* _Task directions_:
Write out each entry, exactly the way it appears.

[Records from a data source]
## start

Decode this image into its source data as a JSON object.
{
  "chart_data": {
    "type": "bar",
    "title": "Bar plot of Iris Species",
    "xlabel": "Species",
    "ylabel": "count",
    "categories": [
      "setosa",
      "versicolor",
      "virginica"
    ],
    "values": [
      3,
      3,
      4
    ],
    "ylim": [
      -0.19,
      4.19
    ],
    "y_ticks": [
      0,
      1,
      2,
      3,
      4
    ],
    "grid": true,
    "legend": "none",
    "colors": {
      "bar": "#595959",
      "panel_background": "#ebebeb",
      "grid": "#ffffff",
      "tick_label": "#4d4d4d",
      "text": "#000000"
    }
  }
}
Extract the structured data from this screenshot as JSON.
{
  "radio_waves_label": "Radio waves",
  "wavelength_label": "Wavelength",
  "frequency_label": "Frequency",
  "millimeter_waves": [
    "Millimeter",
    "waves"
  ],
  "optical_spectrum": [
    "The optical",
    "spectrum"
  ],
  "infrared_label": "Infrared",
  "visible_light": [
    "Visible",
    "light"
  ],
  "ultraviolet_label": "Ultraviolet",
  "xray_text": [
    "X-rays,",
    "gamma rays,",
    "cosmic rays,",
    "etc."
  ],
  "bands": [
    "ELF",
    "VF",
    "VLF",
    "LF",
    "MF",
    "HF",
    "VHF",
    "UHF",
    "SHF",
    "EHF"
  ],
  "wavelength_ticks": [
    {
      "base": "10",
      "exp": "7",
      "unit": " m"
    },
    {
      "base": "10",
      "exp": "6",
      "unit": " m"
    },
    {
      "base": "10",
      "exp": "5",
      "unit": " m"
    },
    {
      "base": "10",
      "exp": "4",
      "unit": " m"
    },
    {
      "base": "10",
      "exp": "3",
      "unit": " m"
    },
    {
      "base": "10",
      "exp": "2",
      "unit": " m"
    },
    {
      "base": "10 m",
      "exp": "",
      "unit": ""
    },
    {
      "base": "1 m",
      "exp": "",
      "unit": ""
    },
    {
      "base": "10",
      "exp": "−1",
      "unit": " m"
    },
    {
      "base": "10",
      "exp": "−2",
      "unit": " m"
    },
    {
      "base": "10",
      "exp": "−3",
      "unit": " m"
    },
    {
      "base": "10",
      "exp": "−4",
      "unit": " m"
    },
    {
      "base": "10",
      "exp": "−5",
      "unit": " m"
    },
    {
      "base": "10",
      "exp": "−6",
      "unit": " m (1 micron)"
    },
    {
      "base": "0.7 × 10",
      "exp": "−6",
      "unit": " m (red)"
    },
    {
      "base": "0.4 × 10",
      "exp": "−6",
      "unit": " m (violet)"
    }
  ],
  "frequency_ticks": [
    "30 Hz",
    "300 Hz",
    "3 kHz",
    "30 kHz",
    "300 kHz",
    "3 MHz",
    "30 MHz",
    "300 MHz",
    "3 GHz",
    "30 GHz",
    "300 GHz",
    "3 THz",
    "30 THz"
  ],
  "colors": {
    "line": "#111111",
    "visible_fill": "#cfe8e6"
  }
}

## end

* _Result_:
Decode this image into its source data as a JSON object.
{
  "chart_data": {
    "type": "bar",
    "title": "Bar plot of Iris Species",
    "xlabel": "Species",
    "ylabel": "count",
    "categories": [
      "setosa",
      "versicolor",
      "virginica"
    ],
    "values": [
      3,
      3,
      4
    ],
    "ylim": [
      -0.19,
      4.19
    ],
    "y_ticks": [
      0,
      1,
      2,
      3,
      4
    ],
    "grid": true,
    "legend": "none",
    "colors": {
      "bar": "#595959",
      "panel_background": "#ebebeb",
      "grid": "#ffffff",
      "tick_label": "#4d4d4d",
      "text": "#000000"
    }
  }
}
Extract the structured data from this screenshot as JSON.
{
  "radio_waves_label": "Radio waves",
  "wavelength_label": "Wavelength",
  "frequency_label": "Frequency",
  "millimeter_waves": [
    "Millimeter",
    "waves"
  ],
  "optical_spectrum": [
    "The optical",
    "spectrum"
  ],
  "infrared_label": "Infrared",
  "visible_light": [
    "Visible",
    "light"
  ],
  "ultraviolet_label": "Ultraviolet",
  "xray_text": [
    "X-rays,",
    "gamma rays,",
    "cosmic rays,",
    "etc."
  ],
  "bands": [
    "ELF",
    "VF",
    "VLF",
    "LF",
    "MF",
    "HF",
    "VHF",
    "UHF",
    "SHF",
    "EHF"
  ],
  "wavelength_ticks": [
    {
      "base": "10",
      "exp": "7",
      "unit": " m"
    },
    {
      "base": "10",
      "exp": "6",
      "unit": " m"
    },
    {
      "base": "10",
      "exp": "5",
      "unit": " m"
    },
    {
      "base": "10",
      "exp": "4",
      "unit": " m"
    },
    {
      "base": "10",
      "exp": "3",
      "unit": " m"
    },
    {
      "base": "10",
      "exp": "2",
      "unit": " m"
    },
    {
      "base": "10 m",
      "exp": "",
      "unit": ""
    },
    {
      "base": "1 m",
      "exp": "",
      "unit": ""
    },
    {
      "base": "10",
      "exp": "−1",
      "unit": " m"
    },
    {
      "base": "10",
      "exp": "−2",
      "unit": " m"
    },
    {
      "base": "10",
      "exp": "−3",
      "unit": " m"
    },
    {
      "base": "10",
      "exp": "−4",
      "unit": " m"
    },
    {
      "base": "10",
      "exp": "−5",
      "unit": " m"
    },
    {
      "base": "10",
      "exp": "−6",
      "unit": " m (1 micron)"
    },
    {
      "base": "0.7 × 10",
      "exp": "−6",
      "unit": " m (red)"
    },
    {
      "base": "0.4 × 10",
      "exp": "−6",
      "unit": " m (violet)"
    }
  ],
  "frequency_ticks": [
    "30 Hz",
    "300 Hz",
    "3 kHz",
    "30 kHz",
    "300 kHz",
    "3 MHz",
    "30 MHz",
    "300 MHz",
    "3 GHz",
    "30 GHz",
    "300 GHz",
    "3 THz",
    "30 THz"
  ],
  "colors": {
    "line": "#111111",
    "visible_fill": "#cfe8e6"
  }
}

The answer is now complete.